◆ WORK TO BE COMPLETED ◆
Quote every line of the listing below word for word, but leave the pictures out of your answer.

[Layout annotation listing]
════════════════

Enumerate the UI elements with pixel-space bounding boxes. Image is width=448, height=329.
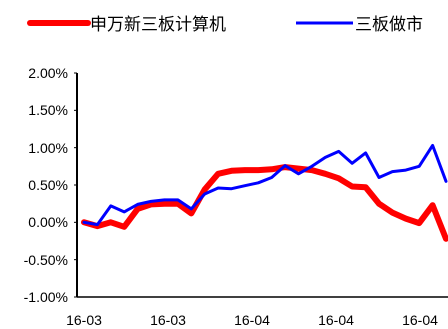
y-tick-label: 0.50%: [28, 177, 68, 193]
x-tick-label: 16-03: [66, 312, 102, 328]
legend: 申万新三板计算机 三板做市: [27, 15, 423, 35]
x-tick-label: 16-04: [402, 312, 438, 328]
y-tick-label: 1.50%: [28, 102, 68, 118]
y-tick-label: -1.00%: [24, 289, 68, 305]
series-layer: [81, 143, 448, 242]
legend-label-series-1: 申万新三板计算机: [90, 15, 226, 35]
series-line-1: [81, 164, 448, 242]
x-tick-label: 16-04: [234, 312, 270, 328]
y-axis-ticks: 2.00% 1.50% 1.00% 0.50% 0.00% -0.50% -1.…: [24, 65, 68, 305]
y-tick-label: 1.00%: [28, 140, 68, 156]
x-axis-ticks: 16-03 16-03 16-04 16-04 16-04: [66, 312, 438, 328]
y-tick-label: 2.00%: [28, 65, 68, 81]
y-tick-label: 0.00%: [28, 214, 68, 230]
x-tick-label: 16-03: [150, 312, 186, 328]
series-line-2: [82, 143, 448, 227]
x-tick-label: 16-04: [318, 312, 354, 328]
legend-label-series-2: 三板做市: [355, 15, 423, 35]
y-tick-label: -0.50%: [24, 252, 68, 268]
tick-marks: [74, 72, 77, 298]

════════════════

◆ RESULT BELOW ◆
Enumerate the UI elements with pixel-space bounding boxes. Image is width=448, height=329.
y-tick-label: 0.50%: [28, 177, 68, 193]
x-tick-label: 16-03: [66, 312, 102, 328]
legend: 申万新三板计算机 三板做市: [27, 15, 423, 35]
x-tick-label: 16-04: [402, 312, 438, 328]
y-tick-label: 1.50%: [28, 102, 68, 118]
y-tick-label: -1.00%: [24, 289, 68, 305]
series-layer: [81, 143, 448, 242]
legend-label-series-1: 申万新三板计算机: [90, 15, 226, 35]
series-line-1: [81, 164, 448, 242]
x-tick-label: 16-04: [234, 312, 270, 328]
y-axis-ticks: 2.00% 1.50% 1.00% 0.50% 0.00% -0.50% -1.…: [24, 65, 68, 305]
y-tick-label: 1.00%: [28, 140, 68, 156]
x-axis-ticks: 16-03 16-03 16-04 16-04 16-04: [66, 312, 438, 328]
y-tick-label: 2.00%: [28, 65, 68, 81]
y-tick-label: 0.00%: [28, 214, 68, 230]
x-tick-label: 16-03: [150, 312, 186, 328]
series-line-2: [82, 143, 448, 227]
x-tick-label: 16-04: [318, 312, 354, 328]
legend-label-series-2: 三板做市: [355, 15, 423, 35]
y-tick-label: -0.50%: [24, 252, 68, 268]
tick-marks: [74, 72, 77, 298]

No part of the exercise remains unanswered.